Eine logische Verbindung (Tunnel) zwischen zwei IPSec-Geräten wird als SA (Security Association) bezeichnet. SAs werden selbstständig vom IPSec-Gerät verwaltet. Eine SA besteht aus drei Werten:
- Security Parameter Index (SPI) Kennziffer zur Unterscheidung mehrerer logischer Verbindungen zum selben Zielgerät mit denselben Protokollen
- IP-Ziel-Adresse
- Verwendetes SicherheitsprotokollKennzeichnet das bei der Verbindung eingesetzte Sicherheitsprotokoll: AH oder ESP (zu diesen Protokollen in den folgenden Abschnitten mehr).
Eine SA gilt dabei nur für eine Kommunikationsrichtung der Verbindung (simplex). Für eine vollwertige Sende- und Empfangsverbindung werden zwei SAs benötigt. Außerdem gilt eine SA nur für ein eingesetztes Protokoll. Werden AH und ESP verwendet, so sind ebenfalls zwei separate SAs notwendig, also jeweils zwei für jede Kommunikationsrichtung.
------------------------------------------------
Verständnis prüfen:
**a.** Gib den Text über Security Associations zwischen „Eine logische Verbindung“ und „für jede Kommunikationsrichtung.“ einschließlich dieser beiden Stellen Wort für Wort wieder.
**b.** Beantworte anhand des Textes über Security Associations:
(i) Wie heißt die logische Verbindung zwischen zwei IPSec-Geräten?
(ii) Welche beiden Sicherheitsprotokolle werden genannt?
(iii) Wie viele SAs braucht eine vollwertige Sende- und Empfangsverbindung?
**c.** Erkläre mit dem Text über Security Associations, warum eine vollwertige Sende- und Empfangsverbindung zwei SAs braucht.
Die Zeilen danach sind eigenes Material und gehören nicht zum Text über Security Associations.

Ausgelesene Einträge:
------------------------------------------------
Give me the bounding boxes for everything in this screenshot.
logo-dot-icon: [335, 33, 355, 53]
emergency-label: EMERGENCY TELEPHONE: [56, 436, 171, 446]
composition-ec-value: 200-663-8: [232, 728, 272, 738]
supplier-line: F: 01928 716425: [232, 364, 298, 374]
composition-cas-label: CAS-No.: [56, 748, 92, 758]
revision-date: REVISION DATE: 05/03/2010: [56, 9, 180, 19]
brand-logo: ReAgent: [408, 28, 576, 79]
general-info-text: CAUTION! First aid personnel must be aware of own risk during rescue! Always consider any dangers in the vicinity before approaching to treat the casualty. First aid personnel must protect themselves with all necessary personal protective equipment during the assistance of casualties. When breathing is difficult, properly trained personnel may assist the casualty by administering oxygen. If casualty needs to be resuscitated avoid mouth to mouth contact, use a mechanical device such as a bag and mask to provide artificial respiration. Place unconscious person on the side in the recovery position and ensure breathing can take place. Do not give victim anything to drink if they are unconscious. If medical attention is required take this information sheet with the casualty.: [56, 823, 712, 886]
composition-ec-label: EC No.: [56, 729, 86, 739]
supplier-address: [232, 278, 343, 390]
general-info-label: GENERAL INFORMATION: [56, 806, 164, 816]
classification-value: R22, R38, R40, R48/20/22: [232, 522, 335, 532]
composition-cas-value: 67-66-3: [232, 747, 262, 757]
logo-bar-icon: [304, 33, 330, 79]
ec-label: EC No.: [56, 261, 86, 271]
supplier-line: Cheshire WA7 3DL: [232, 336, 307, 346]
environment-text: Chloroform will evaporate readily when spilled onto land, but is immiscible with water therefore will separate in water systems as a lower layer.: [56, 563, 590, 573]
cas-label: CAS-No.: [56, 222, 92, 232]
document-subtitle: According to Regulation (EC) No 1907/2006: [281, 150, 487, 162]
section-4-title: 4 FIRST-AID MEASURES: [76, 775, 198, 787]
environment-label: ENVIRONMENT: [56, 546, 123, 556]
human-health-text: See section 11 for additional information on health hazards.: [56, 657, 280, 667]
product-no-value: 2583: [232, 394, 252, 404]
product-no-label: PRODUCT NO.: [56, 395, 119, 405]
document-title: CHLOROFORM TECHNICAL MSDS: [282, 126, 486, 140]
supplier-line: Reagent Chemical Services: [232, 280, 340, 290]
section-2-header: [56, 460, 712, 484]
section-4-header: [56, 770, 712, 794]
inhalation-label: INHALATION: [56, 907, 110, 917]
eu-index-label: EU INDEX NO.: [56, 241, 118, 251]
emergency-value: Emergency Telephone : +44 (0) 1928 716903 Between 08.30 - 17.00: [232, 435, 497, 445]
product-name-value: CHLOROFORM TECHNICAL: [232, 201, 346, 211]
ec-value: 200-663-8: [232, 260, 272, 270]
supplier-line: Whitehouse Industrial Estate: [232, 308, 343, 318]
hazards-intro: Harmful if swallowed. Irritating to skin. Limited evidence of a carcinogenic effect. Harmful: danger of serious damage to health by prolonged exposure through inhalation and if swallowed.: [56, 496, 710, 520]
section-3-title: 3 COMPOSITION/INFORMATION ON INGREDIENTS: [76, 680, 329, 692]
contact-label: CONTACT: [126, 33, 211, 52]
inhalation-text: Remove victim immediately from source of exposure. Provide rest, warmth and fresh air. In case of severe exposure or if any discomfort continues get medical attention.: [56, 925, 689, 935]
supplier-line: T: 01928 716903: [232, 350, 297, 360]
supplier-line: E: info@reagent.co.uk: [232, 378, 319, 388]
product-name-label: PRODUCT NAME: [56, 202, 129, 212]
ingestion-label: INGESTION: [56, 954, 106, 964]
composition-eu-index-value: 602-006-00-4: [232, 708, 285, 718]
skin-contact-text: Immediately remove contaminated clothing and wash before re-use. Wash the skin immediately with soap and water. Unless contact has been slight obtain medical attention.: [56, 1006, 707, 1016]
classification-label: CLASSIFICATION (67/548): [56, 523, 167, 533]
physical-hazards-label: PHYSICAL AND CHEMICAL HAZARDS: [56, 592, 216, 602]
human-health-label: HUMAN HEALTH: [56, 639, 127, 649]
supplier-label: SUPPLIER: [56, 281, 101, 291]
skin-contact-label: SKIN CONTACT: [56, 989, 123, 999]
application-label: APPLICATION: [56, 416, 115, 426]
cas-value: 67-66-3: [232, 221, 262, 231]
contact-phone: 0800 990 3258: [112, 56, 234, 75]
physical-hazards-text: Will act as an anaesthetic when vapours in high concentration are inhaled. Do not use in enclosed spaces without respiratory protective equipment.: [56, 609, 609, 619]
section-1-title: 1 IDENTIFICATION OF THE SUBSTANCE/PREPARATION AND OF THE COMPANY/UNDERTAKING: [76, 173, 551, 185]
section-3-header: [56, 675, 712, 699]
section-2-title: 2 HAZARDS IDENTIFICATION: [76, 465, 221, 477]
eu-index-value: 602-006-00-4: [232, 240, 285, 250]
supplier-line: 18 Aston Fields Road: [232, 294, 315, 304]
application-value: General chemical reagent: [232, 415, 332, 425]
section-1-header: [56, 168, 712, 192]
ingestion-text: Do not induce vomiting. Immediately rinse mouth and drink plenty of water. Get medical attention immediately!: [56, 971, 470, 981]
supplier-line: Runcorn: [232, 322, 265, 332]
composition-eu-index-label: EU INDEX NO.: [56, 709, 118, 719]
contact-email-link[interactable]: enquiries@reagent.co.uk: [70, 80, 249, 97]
------------------------------------------------
Antworten zu Aufgaben:
**a.**
Eine logische Verbindung (Tunnel) zwischen zwei IPSec-Geräten wird als SA (Security Association) bezeichnet. SAs werden selbstständig vom IPSec-Gerät verwaltet. Eine SA besteht aus drei Werten:
- Security Parameter Index (SPI) Kennziffer zur Unterscheidung mehrerer logischer Verbindungen zum selben Zielgerät mit denselben Protokollen
- IP-Ziel-Adresse
- Verwendetes SicherheitsprotokollKennzeichnet das bei der Verbindung eingesetzte Sicherheitsprotokoll: AH oder ESP (zu diesen Protokollen in den folgenden Abschnitten mehr).
Eine SA gilt dabei nur für eine Kommunikationsrichtung der Verbindung (simplex). Für eine vollwertige Sende- und Empfangsverbindung werden zwei SAs benötigt. Außerdem gilt eine SA nur für ein eingesetztes Protokoll. Werden AH und ESP verwendet, so sind ebenfalls zwei separate SAs notwendig, also jeweils zwei für jede Kommunikationsrichtung.

**b.**
(i) SA (Security Association)
(ii) AH und ESP
(iii) Zwei

**c.** Eine SA gilt nur für eine Kommunikationsrichtung der Verbindung (simplex). Deshalb braucht man für Senden und Empfangen je eine eigene SA.